### Given task
Set down the full listing exactly as given. Any pictures are to be left out.

+ + + + +

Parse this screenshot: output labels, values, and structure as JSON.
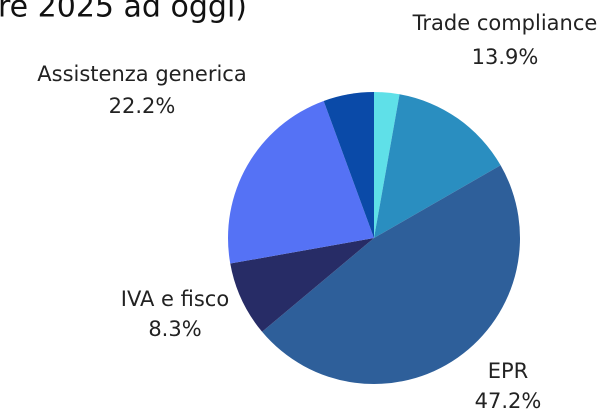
{
  "chart_data": {
    "type": "pie",
    "title": "re 2025 ad oggi)",
    "categories": [
      null,
      "Trade compliance",
      "EPR",
      "IVA e fisco",
      "Assistenza generica",
      null
    ],
    "values": [
      2.8,
      13.9,
      47.2,
      8.3,
      22.2,
      5.6
    ],
    "value_labels": [
      null,
      "13.9%",
      "47.2%",
      "8.3%",
      "22.2%",
      null
    ],
    "colors": [
      "#5fe0e8",
      "#2a8ec0",
      "#2e5f9a",
      "#272c66",
      "#5572f5",
      "#0a4aa8"
    ]
  }
}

+ + + + +

### Solution to this problem
Parse this screenshot: output labels, values, and structure as JSON.
{
  "chart_data": {
    "type": "pie",
    "title": "re 2025 ad oggi)",
    "categories": [
      null,
      "Trade compliance",
      "EPR",
      "IVA e fisco",
      "Assistenza generica",
      null
    ],
    "values": [
      2.8,
      13.9,
      47.2,
      8.3,
      22.2,
      5.6
    ],
    "value_labels": [
      null,
      "13.9%",
      "47.2%",
      "8.3%",
      "22.2%",
      null
    ],
    "colors": [
      "#5fe0e8",
      "#2a8ec0",
      "#2e5f9a",
      "#272c66",
      "#5572f5",
      "#0a4aa8"
    ]
  }
}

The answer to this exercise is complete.